Given records:
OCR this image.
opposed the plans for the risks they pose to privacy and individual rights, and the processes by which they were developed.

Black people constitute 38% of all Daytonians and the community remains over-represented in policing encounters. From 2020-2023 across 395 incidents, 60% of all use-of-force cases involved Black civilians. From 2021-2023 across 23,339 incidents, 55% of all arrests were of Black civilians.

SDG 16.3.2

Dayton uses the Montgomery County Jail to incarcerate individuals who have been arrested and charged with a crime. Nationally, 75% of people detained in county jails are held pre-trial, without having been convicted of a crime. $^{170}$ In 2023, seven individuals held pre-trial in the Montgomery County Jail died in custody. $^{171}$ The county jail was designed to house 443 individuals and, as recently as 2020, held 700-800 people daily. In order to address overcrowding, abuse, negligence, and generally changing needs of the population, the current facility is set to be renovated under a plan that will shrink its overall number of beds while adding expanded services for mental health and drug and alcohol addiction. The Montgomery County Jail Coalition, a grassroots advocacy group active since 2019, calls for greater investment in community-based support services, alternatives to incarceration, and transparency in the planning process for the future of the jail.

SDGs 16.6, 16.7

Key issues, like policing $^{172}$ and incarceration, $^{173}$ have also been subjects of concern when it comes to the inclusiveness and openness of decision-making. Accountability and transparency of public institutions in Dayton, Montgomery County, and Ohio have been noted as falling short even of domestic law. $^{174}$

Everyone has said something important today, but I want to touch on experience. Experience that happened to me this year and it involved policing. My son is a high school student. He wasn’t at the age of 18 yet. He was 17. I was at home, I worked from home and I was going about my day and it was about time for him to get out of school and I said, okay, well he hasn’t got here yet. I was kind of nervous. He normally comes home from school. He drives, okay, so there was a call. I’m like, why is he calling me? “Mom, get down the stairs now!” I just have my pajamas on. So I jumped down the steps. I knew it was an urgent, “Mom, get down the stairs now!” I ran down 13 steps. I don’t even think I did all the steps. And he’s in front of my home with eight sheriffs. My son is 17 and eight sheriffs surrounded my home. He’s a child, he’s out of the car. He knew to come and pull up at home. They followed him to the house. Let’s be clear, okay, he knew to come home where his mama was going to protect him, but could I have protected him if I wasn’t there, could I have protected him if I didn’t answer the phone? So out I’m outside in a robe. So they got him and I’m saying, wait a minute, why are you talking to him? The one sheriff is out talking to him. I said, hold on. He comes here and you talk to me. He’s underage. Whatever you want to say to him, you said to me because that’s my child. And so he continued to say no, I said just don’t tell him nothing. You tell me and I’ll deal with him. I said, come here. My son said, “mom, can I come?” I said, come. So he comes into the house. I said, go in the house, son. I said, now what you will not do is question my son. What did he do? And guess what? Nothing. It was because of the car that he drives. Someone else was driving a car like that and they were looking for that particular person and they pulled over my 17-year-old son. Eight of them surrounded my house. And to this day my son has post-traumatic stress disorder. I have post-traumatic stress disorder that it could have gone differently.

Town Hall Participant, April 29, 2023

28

Requirement:
Copy all lines from the material that hold "transparency".

Final result:
Dayton uses the Montgomery County Jail to incarcerate individuals who have been arrested and charged with a crime. Nationally, 75% of people detained in county jails are held pre-trial, without having been convicted of a crime. $^{170}$ In 2023, seven individuals held pre-trial in the Montgomery County Jail died in custody. $^{171}$ The county jail was designed to house 443 individuals and, as recently as 2020, held 700-800 people daily. In order to address overcrowding, abuse, negligence, and generally changing needs of the population, the current facility is set to be renovated under a plan that will shrink its overall number of beds while adding expanded services for mental health and drug and alcohol addiction. The Montgomery County Jail Coalition, a grassroots advocacy group active since 2019, calls for greater investment in community-based support services, alternatives to incarceration, and transparency in the planning process for the future of the jail.
Key issues, like policing $^{172}$ and incarceration, $^{173}$ have also been subjects of concern when it comes to the inclusiveness and openness of decision-making. Accountability and transparency of public institutions in Dayton, Montgomery County, and Ohio have been noted as falling short even of domestic law. $^{174}$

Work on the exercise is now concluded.